-- begin Supplied entries --
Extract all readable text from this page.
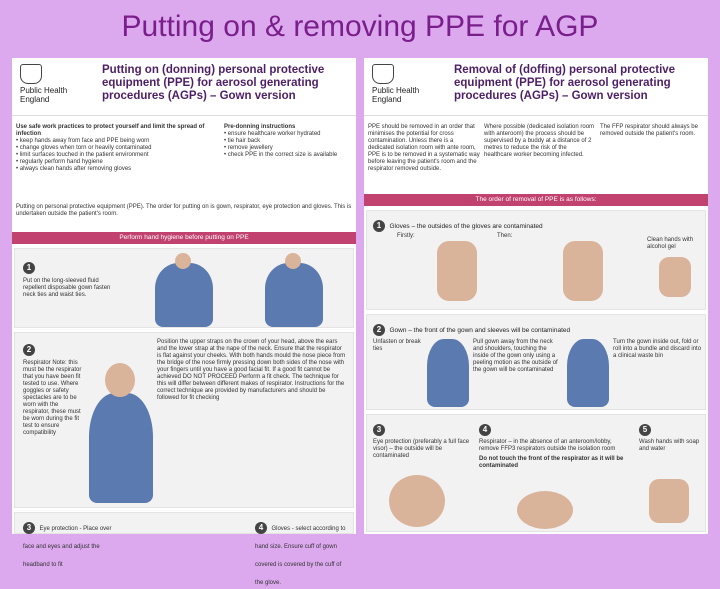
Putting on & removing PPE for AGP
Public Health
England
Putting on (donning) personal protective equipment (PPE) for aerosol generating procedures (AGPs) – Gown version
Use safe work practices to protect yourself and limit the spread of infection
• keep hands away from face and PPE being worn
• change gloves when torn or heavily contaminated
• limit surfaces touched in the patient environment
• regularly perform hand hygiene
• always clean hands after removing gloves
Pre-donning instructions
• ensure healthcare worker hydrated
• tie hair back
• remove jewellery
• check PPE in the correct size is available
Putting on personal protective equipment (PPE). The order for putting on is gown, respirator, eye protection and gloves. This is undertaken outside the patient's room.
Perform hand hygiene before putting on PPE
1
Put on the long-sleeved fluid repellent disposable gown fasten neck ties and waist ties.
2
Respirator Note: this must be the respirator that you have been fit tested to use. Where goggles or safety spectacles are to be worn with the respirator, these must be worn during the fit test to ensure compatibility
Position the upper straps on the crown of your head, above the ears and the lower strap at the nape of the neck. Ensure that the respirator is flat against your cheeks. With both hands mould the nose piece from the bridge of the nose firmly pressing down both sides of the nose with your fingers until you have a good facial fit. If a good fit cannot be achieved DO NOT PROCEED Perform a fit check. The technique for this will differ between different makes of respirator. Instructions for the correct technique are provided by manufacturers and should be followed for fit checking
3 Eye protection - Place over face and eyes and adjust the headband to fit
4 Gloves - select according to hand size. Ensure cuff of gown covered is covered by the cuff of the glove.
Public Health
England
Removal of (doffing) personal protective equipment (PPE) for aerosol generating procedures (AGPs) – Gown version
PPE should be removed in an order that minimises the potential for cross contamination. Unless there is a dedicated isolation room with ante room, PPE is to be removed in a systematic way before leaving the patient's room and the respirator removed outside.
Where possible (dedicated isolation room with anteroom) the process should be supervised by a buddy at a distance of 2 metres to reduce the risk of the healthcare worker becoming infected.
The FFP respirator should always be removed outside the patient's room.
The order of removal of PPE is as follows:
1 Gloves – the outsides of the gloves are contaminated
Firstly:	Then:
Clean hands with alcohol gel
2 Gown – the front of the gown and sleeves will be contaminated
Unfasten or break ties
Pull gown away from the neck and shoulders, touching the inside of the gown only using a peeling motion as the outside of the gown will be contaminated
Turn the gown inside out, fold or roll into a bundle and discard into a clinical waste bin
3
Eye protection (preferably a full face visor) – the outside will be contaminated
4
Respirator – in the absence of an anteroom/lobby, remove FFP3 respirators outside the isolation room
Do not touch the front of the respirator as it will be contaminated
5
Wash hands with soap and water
-- end Supplied entries --
-- begin Supplied entries --
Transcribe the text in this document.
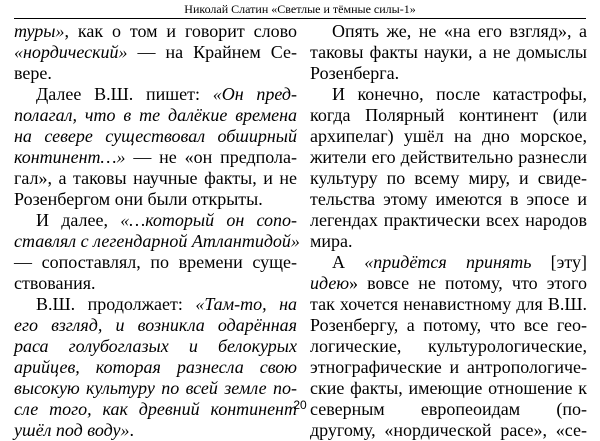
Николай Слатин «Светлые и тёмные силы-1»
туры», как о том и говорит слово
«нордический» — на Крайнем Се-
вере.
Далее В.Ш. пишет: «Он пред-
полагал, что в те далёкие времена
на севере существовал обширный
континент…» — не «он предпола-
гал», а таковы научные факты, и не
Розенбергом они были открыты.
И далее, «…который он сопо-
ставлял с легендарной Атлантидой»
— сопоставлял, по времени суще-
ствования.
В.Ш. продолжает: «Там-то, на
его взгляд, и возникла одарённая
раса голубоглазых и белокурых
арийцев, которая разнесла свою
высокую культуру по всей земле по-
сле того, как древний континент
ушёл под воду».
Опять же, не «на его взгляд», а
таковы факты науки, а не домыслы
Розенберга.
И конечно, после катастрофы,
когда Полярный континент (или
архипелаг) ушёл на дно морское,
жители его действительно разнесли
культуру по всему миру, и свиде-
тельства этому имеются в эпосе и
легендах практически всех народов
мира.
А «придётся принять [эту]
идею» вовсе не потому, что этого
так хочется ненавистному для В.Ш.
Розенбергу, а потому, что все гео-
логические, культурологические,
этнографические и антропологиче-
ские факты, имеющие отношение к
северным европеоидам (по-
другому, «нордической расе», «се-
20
-- end Supplied entries --
-- begin Supplied entries --
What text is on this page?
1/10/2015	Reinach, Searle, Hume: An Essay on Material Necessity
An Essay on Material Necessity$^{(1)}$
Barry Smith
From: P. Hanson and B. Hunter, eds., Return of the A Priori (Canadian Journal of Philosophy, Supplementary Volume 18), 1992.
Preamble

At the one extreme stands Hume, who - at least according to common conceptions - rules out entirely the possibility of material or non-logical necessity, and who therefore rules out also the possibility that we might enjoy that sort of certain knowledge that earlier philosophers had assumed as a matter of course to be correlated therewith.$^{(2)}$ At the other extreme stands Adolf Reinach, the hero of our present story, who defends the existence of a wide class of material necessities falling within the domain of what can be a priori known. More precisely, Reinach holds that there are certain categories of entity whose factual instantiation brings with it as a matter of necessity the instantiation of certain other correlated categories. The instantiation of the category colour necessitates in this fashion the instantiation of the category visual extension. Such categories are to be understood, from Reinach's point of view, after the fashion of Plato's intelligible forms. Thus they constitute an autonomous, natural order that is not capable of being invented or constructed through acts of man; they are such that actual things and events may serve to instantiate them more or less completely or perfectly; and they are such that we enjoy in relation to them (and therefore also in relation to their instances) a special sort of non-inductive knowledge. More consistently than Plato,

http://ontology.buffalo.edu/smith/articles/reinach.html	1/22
-- end Supplied entries --
- [Written instruction] Count the lines in the records above that contain the word "before", and reply with only that number.

- [Solved exercise] 2